:: EXERCISE BRIEF ::
Make an exact copy of the entries below.

● ● ●

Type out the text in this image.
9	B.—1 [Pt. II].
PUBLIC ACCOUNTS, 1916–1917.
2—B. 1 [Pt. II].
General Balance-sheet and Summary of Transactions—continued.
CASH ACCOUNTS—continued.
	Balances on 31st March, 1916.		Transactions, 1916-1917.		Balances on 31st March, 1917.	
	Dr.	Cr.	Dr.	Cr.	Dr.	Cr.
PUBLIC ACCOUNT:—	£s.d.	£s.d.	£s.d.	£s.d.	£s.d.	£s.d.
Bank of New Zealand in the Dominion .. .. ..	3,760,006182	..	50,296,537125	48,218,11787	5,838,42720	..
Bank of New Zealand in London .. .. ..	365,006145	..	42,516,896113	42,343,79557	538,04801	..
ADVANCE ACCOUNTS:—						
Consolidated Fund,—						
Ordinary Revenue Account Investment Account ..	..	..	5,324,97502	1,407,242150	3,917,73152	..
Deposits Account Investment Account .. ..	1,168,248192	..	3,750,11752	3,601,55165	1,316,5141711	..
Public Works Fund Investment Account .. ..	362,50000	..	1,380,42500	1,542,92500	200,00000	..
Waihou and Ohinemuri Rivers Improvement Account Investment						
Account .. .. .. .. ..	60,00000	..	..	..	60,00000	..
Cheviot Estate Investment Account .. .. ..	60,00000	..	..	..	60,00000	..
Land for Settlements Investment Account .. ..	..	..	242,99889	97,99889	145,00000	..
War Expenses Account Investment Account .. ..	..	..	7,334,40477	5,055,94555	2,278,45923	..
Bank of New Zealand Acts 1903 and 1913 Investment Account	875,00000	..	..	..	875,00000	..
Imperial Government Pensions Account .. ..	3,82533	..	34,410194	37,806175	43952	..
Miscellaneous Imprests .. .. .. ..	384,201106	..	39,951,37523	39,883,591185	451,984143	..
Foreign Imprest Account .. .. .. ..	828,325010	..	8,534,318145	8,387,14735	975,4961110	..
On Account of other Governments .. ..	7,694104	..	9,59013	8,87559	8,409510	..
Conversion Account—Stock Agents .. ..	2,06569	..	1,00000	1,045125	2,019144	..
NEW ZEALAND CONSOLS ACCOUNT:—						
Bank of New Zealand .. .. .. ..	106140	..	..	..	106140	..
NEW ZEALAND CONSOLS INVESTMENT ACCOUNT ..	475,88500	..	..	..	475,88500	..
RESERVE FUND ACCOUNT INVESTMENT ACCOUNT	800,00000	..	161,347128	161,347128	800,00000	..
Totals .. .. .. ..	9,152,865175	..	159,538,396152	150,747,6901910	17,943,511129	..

● ● ●

:: SOLUTION ::
Type out the text in this image.
9	B.—1 [Pt. II].
PUBLIC ACCOUNTS, 1916–1917.
2—B. 1 [Pt. II].
General Balance-sheet and Summary of Transactions—continued.
CASH ACCOUNTS—continued.
	Balances on 31st March, 1916.		Transactions, 1916-1917.		Balances on 31st March, 1917.	
	Dr.	Cr.	Dr.	Cr.	Dr.	Cr.
PUBLIC ACCOUNT:—	£s.d.	£s.d.	£s.d.	£s.d.	£s.d.	£s.d.
Bank of New Zealand in the Dominion .. .. ..	3,760,006182	..	50,296,537125	48,218,11787	5,838,42720	..
Bank of New Zealand in London .. .. ..	365,006145	..	42,516,896113	42,343,79557	538,04801	..
ADVANCE ACCOUNTS:—						
Consolidated Fund,—						
Ordinary Revenue Account Investment Account ..	..	..	5,324,97502	1,407,242150	3,917,73152	..
Deposits Account Investment Account .. ..	1,168,248192	..	3,750,11752	3,601,55165	1,316,5141711	..
Public Works Fund Investment Account .. ..	362,50000	..	1,380,42500	1,542,92500	200,00000	..
Waihou and Ohinemuri Rivers Improvement Account Investment						
Account .. .. .. .. ..	60,00000	..	..	..	60,00000	..
Cheviot Estate Investment Account .. .. ..	60,00000	..	..	..	60,00000	..
Land for Settlements Investment Account .. ..	..	..	242,99889	97,99889	145,00000	..
War Expenses Account Investment Account .. ..	..	..	7,334,40477	5,055,94555	2,278,45923	..
Bank of New Zealand Acts 1903 and 1913 Investment Account	875,00000	..	..	..	875,00000	..
Imperial Government Pensions Account .. ..	3,82533	..	34,410194	37,806175	43952	..
Miscellaneous Imprests .. .. .. ..	384,201106	..	39,951,37523	39,883,591185	451,984143	..
Foreign Imprest Account .. .. .. ..	828,325010	..	8,534,318145	8,387,14735	975,4961110	..
On Account of other Governments .. ..	7,694104	..	9,59013	8,87559	8,409510	..
Conversion Account—Stock Agents .. ..	2,06569	..	1,00000	1,045125	2,019144	..
NEW ZEALAND CONSOLS ACCOUNT:—						
Bank of New Zealand .. .. .. ..	106140	..	..	..	106140	..
NEW ZEALAND CONSOLS INVESTMENT ACCOUNT ..	475,88500	..	..	..	475,88500	..
RESERVE FUND ACCOUNT INVESTMENT ACCOUNT	800,00000	..	161,347128	161,347128	800,00000	..
Totals .. .. .. ..	9,152,865175	..	159,538,396152	150,747,6901910	17,943,511129	..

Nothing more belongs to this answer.